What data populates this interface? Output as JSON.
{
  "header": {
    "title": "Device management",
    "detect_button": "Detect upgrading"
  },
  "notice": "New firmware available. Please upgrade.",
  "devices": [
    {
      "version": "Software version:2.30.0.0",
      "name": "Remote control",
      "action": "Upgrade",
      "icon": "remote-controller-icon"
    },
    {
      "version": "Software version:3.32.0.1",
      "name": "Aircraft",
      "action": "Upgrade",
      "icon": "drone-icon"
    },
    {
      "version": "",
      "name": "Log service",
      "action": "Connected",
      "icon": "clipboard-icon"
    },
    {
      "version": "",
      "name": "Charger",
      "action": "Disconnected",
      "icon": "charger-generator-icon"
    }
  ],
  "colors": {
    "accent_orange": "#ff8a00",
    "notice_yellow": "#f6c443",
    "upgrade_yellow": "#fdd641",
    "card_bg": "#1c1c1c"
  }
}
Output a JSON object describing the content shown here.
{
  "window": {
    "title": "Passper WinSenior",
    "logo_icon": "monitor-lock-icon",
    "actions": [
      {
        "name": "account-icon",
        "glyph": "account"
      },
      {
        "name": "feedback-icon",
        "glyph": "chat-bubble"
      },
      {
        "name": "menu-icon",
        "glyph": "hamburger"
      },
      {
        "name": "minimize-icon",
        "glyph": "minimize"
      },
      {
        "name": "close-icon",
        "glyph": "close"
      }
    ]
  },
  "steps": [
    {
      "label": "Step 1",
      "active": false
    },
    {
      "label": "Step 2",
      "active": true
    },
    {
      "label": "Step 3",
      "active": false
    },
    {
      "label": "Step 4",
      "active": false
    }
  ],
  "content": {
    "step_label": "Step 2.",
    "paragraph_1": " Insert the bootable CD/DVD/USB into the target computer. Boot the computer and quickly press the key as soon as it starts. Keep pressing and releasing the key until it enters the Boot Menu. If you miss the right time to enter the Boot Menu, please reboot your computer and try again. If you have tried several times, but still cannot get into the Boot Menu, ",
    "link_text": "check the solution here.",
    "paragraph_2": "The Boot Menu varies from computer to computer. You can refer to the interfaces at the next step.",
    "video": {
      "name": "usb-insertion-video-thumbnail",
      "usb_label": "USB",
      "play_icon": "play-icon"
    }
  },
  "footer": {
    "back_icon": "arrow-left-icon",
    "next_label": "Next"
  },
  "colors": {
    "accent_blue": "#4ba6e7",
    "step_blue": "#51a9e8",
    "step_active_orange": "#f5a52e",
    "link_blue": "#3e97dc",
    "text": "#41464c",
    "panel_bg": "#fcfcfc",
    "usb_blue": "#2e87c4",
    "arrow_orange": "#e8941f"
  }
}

——

__THE TASK__. Copy every line in the records above that contains the word "name".

__REPLY TO THE TASK__.
      "name": "Remote control",
      "name": "Aircraft",
      "name": "Log service",
      "name": "Charger",
        "name": "account-icon",
        "name": "feedback-icon",
        "name": "menu-icon",
        "name": "minimize-icon",
        "name": "close-icon",
      "name": "usb-insertion-video-thumbnail",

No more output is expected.